§ Goal of the exercise: What lines of the data include the string "Temperature"? Copy them all.

§ Supplied entries:
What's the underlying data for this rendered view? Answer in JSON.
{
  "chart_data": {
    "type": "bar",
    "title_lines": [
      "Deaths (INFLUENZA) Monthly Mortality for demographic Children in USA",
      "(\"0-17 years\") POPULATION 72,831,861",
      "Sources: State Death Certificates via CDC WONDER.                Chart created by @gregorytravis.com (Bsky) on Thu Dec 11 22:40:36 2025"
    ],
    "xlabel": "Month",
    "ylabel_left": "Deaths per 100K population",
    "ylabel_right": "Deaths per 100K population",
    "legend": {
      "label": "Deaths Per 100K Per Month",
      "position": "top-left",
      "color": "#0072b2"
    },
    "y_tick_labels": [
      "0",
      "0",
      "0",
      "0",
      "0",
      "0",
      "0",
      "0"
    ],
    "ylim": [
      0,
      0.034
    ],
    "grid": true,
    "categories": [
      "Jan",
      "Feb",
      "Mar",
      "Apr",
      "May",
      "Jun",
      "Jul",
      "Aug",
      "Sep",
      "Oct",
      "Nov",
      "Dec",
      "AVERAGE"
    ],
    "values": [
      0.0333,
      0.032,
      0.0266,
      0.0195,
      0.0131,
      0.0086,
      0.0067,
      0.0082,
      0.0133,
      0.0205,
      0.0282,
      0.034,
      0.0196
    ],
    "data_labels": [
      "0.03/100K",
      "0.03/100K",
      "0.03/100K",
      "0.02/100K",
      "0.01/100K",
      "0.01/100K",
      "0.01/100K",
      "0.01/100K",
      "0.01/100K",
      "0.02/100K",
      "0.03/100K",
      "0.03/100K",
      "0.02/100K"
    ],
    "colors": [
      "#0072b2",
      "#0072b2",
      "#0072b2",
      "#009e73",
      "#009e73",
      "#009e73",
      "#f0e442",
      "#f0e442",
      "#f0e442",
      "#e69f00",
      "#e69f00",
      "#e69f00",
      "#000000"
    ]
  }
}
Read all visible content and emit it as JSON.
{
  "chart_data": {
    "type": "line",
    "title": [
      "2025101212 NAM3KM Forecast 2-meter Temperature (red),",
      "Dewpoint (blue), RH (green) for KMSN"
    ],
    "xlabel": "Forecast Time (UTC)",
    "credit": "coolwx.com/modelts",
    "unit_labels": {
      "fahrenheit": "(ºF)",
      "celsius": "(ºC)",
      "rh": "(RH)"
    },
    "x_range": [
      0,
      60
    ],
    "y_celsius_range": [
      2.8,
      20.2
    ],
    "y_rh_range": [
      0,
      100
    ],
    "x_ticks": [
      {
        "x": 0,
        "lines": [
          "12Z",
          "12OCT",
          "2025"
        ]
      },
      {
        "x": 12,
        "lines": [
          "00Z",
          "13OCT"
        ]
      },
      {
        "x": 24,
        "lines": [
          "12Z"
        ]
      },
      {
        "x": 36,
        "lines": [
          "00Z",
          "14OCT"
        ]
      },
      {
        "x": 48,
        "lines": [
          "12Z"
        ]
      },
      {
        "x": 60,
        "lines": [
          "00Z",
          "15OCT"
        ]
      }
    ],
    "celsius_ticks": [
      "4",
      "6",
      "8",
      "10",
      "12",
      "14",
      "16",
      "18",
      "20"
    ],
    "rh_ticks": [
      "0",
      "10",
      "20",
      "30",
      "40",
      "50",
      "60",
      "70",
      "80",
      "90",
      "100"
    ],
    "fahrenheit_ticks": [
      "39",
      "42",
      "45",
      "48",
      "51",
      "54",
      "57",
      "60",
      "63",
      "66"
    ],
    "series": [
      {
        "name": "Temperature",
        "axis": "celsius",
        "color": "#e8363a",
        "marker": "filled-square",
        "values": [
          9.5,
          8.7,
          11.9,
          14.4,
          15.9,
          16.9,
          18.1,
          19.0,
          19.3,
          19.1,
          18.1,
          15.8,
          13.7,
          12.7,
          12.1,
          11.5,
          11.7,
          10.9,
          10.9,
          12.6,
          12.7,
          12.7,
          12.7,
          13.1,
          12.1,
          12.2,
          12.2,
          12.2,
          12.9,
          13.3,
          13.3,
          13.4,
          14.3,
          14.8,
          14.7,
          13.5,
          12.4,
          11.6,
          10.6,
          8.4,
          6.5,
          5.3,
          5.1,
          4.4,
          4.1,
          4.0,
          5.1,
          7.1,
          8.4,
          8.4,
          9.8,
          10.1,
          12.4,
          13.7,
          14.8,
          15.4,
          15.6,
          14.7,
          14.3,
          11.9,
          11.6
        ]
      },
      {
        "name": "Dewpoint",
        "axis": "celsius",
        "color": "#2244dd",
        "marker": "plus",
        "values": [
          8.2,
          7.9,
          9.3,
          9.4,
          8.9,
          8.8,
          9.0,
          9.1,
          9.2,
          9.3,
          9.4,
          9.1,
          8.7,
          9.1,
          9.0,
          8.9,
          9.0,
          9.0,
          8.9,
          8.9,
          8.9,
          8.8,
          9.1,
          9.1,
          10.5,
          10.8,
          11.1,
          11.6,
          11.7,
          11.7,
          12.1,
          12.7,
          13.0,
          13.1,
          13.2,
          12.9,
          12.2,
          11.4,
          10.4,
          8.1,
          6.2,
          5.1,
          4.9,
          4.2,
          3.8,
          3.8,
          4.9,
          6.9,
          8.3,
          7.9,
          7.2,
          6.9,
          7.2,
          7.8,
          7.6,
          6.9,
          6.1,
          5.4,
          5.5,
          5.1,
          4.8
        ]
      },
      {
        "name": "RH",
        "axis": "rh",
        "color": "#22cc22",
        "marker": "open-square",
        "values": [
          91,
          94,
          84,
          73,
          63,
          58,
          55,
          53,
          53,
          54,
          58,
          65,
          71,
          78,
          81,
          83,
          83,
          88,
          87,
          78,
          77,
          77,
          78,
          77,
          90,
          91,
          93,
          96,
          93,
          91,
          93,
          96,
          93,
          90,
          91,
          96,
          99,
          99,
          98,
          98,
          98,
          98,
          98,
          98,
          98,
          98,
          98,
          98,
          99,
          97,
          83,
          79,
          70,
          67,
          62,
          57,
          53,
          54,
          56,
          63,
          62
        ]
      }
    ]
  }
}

§ Exercise response:
      "2025101212 NAM3KM Forecast 2-meter Temperature (red),",
        "name": "Temperature",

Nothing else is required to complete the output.